» PROBLEM STATEMENT: Rename every "status indicators" in the items below to "indicator lights", and reproduce the items with everything else unchanged.

» DATA ENTRIES:

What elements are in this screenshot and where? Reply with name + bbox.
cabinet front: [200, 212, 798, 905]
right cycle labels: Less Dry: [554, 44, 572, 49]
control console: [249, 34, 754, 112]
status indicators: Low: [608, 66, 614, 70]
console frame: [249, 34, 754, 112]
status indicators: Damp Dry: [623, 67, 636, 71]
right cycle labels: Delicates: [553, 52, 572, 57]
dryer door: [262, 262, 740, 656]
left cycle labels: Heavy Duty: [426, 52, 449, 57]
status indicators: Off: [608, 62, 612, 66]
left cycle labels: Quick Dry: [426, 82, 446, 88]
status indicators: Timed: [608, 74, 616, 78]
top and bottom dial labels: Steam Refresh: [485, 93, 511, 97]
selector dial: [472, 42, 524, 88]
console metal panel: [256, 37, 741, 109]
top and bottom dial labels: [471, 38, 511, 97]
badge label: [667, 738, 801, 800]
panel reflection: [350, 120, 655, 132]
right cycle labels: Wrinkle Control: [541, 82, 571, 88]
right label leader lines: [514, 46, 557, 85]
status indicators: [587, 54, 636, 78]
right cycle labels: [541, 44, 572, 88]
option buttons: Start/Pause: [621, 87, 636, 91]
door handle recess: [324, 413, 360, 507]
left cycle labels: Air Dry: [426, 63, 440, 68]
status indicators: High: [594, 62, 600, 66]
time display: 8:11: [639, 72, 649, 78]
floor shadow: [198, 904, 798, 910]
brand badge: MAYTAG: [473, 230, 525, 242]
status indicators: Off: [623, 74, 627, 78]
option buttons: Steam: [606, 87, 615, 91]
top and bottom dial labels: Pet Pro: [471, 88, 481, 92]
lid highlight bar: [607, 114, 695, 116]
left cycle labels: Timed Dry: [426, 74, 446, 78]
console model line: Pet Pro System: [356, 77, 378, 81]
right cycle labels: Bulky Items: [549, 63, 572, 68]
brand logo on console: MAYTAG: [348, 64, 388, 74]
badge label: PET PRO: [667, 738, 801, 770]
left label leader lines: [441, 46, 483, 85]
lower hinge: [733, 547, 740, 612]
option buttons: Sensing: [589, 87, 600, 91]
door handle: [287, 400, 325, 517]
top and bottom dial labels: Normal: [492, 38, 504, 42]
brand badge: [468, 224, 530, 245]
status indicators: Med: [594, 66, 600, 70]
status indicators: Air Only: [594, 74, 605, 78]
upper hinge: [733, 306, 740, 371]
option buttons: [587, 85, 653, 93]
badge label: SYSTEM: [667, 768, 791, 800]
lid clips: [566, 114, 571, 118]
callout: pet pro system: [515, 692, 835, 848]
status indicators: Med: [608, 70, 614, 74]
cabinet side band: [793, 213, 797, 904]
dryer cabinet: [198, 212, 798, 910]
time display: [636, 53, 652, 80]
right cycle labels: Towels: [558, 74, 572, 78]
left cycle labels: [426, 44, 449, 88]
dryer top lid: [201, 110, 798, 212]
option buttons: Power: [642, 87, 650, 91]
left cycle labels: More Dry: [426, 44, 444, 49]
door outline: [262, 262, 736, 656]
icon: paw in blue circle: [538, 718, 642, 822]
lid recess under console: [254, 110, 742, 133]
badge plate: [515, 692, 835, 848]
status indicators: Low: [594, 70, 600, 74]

» EXERCISE RESPONSE:
What elements are in this screenshot and where? Reply with name + bbox.
cabinet front: [200, 212, 798, 905]
right cycle labels: Less Dry: [554, 44, 572, 49]
control console: [249, 34, 754, 112]
indicator lights: Low: [608, 66, 614, 70]
console frame: [249, 34, 754, 112]
indicator lights: Damp Dry: [623, 67, 636, 71]
right cycle labels: Delicates: [553, 52, 572, 57]
dryer door: [262, 262, 740, 656]
left cycle labels: Heavy Duty: [426, 52, 449, 57]
indicator lights: Off: [608, 62, 612, 66]
left cycle labels: Quick Dry: [426, 82, 446, 88]
indicator lights: Timed: [608, 74, 616, 78]
top and bottom dial labels: Steam Refresh: [485, 93, 511, 97]
selector dial: [472, 42, 524, 88]
console metal panel: [256, 37, 741, 109]
top and bottom dial labels: [471, 38, 511, 97]
badge label: [667, 738, 801, 800]
panel reflection: [350, 120, 655, 132]
right cycle labels: Wrinkle Control: [541, 82, 571, 88]
right label leader lines: [514, 46, 557, 85]
indicator lights: [587, 54, 636, 78]
right cycle labels: [541, 44, 572, 88]
option buttons: Start/Pause: [621, 87, 636, 91]
door handle recess: [324, 413, 360, 507]
left cycle labels: Air Dry: [426, 63, 440, 68]
indicator lights: High: [594, 62, 600, 66]
time display: 8:11: [639, 72, 649, 78]
floor shadow: [198, 904, 798, 910]
brand badge: MAYTAG: [473, 230, 525, 242]
indicator lights: Off: [623, 74, 627, 78]
option buttons: Steam: [606, 87, 615, 91]
top and bottom dial labels: Pet Pro: [471, 88, 481, 92]
lid highlight bar: [607, 114, 695, 116]
left cycle labels: Timed Dry: [426, 74, 446, 78]
console model line: Pet Pro System: [356, 77, 378, 81]
right cycle labels: Bulky Items: [549, 63, 572, 68]
brand logo on console: MAYTAG: [348, 64, 388, 74]
badge label: PET PRO: [667, 738, 801, 770]
left label leader lines: [441, 46, 483, 85]
lower hinge: [733, 547, 740, 612]
option buttons: Sensing: [589, 87, 600, 91]
door handle: [287, 400, 325, 517]
top and bottom dial labels: Normal: [492, 38, 504, 42]
brand badge: [468, 224, 530, 245]
indicator lights: Med: [594, 66, 600, 70]
indicator lights: Air Only: [594, 74, 605, 78]
upper hinge: [733, 306, 740, 371]
option buttons: [587, 85, 653, 93]
badge label: SYSTEM: [667, 768, 791, 800]
lid clips: [566, 114, 571, 118]
callout: pet pro system: [515, 692, 835, 848]
indicator lights: Med: [608, 70, 614, 74]
cabinet side band: [793, 213, 797, 904]
dryer cabinet: [198, 212, 798, 910]
time display: [636, 53, 652, 80]
right cycle labels: Towels: [558, 74, 572, 78]
left cycle labels: [426, 44, 449, 88]
dryer top lid: [201, 110, 798, 212]
option buttons: Power: [642, 87, 650, 91]
left cycle labels: More Dry: [426, 44, 444, 49]
door outline: [262, 262, 736, 656]
icon: paw in blue circle: [538, 718, 642, 822]
lid recess under console: [254, 110, 742, 133]
badge plate: [515, 692, 835, 848]
indicator lights: Low: [594, 70, 600, 74]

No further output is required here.